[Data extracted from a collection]
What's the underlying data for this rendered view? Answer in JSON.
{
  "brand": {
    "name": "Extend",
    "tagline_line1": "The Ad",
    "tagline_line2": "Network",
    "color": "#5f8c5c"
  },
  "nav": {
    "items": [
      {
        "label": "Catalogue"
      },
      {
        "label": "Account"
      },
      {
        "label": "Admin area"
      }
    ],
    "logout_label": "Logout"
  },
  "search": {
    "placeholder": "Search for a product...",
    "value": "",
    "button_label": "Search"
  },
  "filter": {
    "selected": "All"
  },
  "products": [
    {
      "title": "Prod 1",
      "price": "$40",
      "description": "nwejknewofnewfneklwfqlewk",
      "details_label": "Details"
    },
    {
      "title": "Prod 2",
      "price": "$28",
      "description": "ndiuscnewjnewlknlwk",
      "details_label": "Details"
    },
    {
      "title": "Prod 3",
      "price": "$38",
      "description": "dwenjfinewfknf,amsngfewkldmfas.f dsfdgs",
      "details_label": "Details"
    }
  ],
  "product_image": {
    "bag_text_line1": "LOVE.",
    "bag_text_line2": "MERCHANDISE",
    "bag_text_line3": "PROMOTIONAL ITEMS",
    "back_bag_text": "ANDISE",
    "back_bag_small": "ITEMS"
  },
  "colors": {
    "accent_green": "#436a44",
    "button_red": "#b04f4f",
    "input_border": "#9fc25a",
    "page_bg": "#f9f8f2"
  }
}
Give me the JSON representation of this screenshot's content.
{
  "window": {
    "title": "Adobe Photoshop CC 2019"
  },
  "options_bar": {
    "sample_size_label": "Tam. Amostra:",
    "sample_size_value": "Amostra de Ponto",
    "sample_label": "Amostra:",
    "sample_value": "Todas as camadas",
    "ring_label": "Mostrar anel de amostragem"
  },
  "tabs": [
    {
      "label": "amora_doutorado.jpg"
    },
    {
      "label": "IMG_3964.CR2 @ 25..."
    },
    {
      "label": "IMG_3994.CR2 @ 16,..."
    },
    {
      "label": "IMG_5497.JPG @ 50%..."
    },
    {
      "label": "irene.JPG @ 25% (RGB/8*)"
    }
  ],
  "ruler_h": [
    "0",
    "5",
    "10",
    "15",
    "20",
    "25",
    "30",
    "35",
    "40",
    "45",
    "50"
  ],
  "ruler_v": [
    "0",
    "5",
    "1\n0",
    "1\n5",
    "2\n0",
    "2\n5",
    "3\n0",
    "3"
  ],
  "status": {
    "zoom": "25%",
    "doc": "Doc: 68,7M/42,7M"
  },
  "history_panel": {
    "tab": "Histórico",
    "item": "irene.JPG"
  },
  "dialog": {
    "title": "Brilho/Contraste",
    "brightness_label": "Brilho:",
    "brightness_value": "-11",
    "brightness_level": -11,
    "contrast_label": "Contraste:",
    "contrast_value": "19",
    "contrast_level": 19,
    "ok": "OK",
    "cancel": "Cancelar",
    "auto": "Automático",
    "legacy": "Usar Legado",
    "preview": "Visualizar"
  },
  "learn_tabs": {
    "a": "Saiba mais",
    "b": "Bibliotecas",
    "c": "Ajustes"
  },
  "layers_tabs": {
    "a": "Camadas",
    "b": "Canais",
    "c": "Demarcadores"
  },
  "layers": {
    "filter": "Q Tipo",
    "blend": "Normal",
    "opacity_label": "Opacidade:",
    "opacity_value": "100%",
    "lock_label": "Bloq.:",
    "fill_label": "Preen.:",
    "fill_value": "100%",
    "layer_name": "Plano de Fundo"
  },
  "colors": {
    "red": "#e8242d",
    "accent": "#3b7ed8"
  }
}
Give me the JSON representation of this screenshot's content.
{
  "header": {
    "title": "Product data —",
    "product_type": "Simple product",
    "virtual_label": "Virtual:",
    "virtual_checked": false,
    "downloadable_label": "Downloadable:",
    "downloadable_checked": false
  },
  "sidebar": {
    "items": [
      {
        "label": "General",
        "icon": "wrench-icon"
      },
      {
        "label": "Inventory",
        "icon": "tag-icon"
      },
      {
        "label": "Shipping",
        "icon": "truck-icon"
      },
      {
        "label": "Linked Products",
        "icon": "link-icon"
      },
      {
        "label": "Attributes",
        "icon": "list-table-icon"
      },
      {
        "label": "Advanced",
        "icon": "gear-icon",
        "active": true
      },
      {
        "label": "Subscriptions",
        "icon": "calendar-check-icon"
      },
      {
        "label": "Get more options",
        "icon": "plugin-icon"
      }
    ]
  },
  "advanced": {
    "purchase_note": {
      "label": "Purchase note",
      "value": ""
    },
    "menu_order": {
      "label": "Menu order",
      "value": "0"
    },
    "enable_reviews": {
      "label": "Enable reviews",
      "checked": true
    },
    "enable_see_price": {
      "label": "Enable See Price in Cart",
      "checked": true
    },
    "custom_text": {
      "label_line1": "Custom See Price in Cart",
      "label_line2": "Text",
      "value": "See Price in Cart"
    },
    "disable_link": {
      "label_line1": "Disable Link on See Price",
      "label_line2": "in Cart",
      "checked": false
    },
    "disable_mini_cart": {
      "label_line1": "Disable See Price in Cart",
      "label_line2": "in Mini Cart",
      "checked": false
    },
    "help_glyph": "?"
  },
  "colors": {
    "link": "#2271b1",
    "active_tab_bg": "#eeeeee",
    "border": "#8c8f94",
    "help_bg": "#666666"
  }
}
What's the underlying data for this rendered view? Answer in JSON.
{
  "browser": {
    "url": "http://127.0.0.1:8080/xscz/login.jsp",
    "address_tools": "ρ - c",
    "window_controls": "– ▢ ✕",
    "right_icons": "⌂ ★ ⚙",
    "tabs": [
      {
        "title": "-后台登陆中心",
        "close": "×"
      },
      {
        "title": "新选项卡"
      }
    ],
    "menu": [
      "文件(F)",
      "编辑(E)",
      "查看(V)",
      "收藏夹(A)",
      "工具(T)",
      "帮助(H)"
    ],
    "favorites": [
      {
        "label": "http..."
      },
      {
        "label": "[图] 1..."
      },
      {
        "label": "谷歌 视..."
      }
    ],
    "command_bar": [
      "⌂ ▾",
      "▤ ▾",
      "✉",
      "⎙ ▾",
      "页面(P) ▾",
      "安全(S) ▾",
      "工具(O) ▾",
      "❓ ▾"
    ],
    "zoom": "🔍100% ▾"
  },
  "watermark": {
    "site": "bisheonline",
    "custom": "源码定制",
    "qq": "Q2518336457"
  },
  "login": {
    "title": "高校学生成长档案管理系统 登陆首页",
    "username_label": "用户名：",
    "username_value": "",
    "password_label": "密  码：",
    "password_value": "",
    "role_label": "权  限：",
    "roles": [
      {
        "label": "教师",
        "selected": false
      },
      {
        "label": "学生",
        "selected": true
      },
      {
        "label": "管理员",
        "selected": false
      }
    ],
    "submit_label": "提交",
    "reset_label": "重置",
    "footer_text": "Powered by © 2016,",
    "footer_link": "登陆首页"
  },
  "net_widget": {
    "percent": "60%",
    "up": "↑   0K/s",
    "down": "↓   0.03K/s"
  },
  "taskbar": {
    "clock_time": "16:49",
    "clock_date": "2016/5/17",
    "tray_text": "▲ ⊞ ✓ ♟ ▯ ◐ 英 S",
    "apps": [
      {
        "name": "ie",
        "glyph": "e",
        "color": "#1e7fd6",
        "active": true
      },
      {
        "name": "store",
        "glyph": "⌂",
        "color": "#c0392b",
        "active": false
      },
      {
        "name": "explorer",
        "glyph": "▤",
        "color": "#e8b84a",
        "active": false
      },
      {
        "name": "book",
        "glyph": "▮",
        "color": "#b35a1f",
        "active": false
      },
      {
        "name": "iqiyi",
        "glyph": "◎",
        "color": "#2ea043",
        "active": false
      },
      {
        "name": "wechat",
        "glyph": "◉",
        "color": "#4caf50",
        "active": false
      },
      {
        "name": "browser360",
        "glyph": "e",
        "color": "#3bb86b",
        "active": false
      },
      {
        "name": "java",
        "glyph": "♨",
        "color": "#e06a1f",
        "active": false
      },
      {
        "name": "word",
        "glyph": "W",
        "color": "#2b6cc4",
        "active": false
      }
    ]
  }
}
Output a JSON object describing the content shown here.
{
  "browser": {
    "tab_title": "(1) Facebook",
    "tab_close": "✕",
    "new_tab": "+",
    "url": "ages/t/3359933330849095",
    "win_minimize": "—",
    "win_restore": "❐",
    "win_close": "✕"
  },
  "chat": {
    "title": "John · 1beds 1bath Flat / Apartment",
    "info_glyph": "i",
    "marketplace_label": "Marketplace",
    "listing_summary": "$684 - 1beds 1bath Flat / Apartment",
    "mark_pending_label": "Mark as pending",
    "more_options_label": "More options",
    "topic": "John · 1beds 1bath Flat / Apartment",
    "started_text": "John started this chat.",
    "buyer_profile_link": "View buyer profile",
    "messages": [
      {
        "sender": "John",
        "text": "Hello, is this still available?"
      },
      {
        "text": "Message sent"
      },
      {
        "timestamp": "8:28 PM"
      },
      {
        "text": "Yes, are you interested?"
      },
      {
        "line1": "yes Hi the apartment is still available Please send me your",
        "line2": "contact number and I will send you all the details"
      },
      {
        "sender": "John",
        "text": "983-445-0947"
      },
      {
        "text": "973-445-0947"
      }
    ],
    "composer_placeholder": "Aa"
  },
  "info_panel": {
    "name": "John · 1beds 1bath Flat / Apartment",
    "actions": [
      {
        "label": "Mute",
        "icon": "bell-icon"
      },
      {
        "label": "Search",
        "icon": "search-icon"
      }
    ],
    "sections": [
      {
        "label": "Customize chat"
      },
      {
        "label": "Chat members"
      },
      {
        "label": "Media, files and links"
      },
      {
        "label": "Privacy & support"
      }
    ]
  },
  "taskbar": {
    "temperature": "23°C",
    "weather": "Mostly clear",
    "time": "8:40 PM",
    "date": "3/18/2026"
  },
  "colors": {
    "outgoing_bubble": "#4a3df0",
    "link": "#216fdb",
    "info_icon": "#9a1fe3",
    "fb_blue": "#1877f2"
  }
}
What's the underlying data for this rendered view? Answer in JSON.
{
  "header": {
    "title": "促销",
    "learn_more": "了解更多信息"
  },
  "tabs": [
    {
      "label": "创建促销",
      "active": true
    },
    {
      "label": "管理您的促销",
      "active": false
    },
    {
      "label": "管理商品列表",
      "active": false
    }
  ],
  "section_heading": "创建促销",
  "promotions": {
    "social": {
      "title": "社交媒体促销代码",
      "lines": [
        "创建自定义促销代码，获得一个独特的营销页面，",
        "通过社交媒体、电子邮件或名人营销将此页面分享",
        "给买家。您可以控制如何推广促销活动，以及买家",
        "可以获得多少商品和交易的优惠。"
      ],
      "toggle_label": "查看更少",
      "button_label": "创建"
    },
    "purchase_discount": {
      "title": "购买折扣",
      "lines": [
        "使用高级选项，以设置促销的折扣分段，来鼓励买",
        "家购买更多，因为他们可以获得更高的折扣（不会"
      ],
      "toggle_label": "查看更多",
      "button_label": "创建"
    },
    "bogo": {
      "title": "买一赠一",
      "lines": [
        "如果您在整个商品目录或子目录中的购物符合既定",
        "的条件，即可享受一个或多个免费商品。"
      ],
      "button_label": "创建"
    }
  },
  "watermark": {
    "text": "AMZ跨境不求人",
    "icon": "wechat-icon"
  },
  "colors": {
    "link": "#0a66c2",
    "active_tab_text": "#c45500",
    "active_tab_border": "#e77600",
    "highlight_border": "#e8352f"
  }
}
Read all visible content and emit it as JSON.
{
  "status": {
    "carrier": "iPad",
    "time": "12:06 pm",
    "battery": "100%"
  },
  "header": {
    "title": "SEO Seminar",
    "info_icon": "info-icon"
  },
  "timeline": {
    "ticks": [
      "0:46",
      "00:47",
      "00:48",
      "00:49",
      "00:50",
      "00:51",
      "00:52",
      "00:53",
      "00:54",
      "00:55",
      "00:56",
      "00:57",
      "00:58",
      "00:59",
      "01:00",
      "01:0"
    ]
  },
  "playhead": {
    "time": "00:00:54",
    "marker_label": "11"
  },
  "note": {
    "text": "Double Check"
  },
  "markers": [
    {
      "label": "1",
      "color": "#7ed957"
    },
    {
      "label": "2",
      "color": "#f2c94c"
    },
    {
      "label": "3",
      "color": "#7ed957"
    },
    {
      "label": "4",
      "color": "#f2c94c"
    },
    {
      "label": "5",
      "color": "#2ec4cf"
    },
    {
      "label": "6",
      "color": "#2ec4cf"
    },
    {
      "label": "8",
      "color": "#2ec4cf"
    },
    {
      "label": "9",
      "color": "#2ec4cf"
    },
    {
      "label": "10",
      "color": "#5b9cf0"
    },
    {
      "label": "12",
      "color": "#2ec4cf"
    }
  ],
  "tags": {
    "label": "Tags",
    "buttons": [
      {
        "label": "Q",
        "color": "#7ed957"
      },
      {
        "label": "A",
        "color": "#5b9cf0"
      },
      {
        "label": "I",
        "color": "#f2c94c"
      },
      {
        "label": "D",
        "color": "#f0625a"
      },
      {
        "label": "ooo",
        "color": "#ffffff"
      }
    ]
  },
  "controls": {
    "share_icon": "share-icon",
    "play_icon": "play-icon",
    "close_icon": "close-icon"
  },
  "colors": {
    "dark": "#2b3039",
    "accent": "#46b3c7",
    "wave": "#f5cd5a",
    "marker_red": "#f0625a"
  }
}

What you are asked to do: Some lines of the data above may hold the word "selected"; report how many do, and nothing else.

Solution to this task: 4